Task objective:
Extract every line from the records below that contains the word "ohlc".

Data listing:
-=-=-

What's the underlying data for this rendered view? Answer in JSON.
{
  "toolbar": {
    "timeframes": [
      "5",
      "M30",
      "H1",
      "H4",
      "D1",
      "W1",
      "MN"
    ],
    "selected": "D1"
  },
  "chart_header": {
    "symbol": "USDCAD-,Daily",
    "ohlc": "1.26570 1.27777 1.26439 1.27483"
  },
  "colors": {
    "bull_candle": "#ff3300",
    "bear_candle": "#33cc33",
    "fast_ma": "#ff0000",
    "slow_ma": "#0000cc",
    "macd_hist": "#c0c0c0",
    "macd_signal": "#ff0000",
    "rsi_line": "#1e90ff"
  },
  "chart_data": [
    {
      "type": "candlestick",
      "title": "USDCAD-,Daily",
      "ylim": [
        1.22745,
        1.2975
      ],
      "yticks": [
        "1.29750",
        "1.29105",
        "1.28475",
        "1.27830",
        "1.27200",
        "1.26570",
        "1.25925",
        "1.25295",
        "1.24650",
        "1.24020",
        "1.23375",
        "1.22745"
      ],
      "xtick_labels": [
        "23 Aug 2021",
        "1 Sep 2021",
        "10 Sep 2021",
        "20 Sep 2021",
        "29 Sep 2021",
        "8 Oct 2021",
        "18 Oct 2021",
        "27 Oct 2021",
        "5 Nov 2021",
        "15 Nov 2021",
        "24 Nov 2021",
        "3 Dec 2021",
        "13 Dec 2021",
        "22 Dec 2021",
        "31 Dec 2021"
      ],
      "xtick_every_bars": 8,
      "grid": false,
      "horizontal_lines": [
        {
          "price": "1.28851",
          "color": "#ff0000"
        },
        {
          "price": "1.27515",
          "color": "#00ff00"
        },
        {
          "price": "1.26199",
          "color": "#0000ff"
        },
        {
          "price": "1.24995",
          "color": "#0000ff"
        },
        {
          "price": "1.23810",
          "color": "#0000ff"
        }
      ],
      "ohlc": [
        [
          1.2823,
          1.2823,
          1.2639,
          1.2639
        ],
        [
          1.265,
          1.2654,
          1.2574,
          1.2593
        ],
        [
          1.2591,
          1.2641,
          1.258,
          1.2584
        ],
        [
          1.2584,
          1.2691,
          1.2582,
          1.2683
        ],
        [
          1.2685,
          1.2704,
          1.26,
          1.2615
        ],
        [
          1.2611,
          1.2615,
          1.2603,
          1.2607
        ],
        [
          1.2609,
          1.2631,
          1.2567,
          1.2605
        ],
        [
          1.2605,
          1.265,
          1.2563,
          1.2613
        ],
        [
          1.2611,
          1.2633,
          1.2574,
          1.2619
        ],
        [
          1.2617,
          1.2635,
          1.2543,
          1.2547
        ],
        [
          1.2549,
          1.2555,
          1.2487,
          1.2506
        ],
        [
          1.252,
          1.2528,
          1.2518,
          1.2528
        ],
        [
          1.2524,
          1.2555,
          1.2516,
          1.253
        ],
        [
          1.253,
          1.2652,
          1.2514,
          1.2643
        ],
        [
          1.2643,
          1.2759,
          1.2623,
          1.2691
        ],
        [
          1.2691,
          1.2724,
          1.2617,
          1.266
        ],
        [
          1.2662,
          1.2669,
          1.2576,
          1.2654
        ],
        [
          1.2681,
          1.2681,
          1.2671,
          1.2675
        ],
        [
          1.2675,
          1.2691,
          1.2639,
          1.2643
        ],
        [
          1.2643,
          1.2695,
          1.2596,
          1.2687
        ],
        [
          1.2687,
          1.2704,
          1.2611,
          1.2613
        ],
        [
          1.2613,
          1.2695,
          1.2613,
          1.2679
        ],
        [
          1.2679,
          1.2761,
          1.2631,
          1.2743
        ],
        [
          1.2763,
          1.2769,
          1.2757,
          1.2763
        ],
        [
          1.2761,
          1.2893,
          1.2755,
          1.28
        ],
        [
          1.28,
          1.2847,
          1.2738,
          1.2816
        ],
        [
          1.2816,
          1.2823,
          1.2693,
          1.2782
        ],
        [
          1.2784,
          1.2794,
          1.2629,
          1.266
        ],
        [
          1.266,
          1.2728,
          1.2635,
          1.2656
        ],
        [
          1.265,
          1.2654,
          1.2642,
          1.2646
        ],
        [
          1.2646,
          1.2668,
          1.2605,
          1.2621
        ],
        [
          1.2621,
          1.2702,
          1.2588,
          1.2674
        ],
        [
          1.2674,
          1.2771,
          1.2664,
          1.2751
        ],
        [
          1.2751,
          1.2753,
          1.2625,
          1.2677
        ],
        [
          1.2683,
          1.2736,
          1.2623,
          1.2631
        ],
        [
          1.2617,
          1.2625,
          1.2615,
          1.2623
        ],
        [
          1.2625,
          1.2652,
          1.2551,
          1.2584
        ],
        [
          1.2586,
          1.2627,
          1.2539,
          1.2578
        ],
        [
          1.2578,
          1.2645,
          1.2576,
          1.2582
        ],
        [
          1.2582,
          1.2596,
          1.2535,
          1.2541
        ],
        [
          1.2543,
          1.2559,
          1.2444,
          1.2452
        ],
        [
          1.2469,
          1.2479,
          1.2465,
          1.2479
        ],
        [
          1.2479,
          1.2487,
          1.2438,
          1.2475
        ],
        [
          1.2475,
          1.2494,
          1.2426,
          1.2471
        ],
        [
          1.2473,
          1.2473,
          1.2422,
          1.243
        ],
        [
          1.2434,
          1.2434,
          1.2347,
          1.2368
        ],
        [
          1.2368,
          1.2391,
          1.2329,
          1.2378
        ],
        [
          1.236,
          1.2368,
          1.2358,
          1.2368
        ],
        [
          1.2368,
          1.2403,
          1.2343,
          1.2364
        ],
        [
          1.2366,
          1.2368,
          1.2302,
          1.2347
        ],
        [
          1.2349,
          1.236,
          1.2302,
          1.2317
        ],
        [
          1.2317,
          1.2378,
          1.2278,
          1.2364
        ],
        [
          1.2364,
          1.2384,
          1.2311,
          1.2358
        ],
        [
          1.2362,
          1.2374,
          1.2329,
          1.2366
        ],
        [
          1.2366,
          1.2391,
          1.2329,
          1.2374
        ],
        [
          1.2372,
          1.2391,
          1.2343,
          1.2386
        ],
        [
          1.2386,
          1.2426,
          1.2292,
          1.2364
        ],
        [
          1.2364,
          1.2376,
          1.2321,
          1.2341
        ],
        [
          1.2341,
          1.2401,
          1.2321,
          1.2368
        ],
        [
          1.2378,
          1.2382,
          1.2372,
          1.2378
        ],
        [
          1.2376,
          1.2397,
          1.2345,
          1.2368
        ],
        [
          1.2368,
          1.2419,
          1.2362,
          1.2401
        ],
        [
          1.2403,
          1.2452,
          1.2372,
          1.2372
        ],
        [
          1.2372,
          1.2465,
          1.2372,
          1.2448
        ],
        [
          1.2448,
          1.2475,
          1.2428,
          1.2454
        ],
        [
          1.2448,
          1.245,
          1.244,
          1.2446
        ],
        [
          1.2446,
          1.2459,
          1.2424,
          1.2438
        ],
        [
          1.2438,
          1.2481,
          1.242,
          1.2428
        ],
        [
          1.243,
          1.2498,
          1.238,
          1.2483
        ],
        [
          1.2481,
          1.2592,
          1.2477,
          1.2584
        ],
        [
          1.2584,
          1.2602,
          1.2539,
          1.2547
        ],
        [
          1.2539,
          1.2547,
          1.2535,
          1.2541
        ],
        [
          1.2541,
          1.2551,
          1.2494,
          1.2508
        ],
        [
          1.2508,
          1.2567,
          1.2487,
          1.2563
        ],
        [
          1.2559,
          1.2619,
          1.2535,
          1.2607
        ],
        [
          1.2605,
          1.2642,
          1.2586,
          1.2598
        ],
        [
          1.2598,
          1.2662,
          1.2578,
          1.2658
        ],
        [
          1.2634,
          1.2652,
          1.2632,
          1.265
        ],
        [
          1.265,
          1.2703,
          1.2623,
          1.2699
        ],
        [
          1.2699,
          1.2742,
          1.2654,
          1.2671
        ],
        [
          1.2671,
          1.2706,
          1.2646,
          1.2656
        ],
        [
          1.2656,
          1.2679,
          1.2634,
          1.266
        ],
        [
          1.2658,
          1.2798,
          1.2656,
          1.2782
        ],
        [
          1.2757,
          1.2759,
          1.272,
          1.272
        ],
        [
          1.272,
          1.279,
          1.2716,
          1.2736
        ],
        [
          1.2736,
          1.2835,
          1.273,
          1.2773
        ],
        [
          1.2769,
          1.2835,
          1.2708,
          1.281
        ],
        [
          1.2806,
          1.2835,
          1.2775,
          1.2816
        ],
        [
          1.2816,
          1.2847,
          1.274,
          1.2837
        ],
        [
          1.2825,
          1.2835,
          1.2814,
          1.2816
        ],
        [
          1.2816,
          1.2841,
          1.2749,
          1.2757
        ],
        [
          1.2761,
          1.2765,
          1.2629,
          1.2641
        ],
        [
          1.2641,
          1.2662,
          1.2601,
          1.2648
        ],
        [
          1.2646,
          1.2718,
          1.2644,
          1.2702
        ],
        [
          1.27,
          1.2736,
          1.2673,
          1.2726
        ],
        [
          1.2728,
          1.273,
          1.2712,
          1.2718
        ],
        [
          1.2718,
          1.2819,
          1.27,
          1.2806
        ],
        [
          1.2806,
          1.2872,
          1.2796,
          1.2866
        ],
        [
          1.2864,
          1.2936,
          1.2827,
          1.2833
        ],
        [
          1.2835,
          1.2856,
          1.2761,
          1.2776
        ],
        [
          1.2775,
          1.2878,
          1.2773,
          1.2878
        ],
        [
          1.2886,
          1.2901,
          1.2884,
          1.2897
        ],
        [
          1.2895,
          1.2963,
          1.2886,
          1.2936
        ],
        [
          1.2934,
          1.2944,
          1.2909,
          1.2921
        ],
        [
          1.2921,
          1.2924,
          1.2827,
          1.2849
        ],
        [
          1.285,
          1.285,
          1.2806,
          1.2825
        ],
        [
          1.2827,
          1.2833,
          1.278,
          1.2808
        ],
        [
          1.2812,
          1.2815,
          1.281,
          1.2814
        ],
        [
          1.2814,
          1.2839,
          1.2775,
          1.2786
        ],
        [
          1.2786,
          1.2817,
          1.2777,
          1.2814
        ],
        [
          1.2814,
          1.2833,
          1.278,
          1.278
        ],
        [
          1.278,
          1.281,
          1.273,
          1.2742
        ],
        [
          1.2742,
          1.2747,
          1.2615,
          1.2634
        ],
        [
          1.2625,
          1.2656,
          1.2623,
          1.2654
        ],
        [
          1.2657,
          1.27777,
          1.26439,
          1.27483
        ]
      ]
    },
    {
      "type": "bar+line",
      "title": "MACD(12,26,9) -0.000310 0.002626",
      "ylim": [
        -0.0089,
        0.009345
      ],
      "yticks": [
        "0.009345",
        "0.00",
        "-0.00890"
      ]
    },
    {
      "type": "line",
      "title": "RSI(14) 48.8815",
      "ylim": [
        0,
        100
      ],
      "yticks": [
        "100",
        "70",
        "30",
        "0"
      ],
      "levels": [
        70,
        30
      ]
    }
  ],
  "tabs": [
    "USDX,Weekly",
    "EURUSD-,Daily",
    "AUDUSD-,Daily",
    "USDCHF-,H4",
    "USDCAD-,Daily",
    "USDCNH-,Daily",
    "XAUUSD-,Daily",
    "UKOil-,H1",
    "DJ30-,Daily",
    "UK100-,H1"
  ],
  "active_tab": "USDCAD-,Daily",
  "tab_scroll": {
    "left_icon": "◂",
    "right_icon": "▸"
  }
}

-=-=-

Worked answer:
    "ohlc": "1.26570 1.27777 1.26439 1.27483"
      "ohlc": [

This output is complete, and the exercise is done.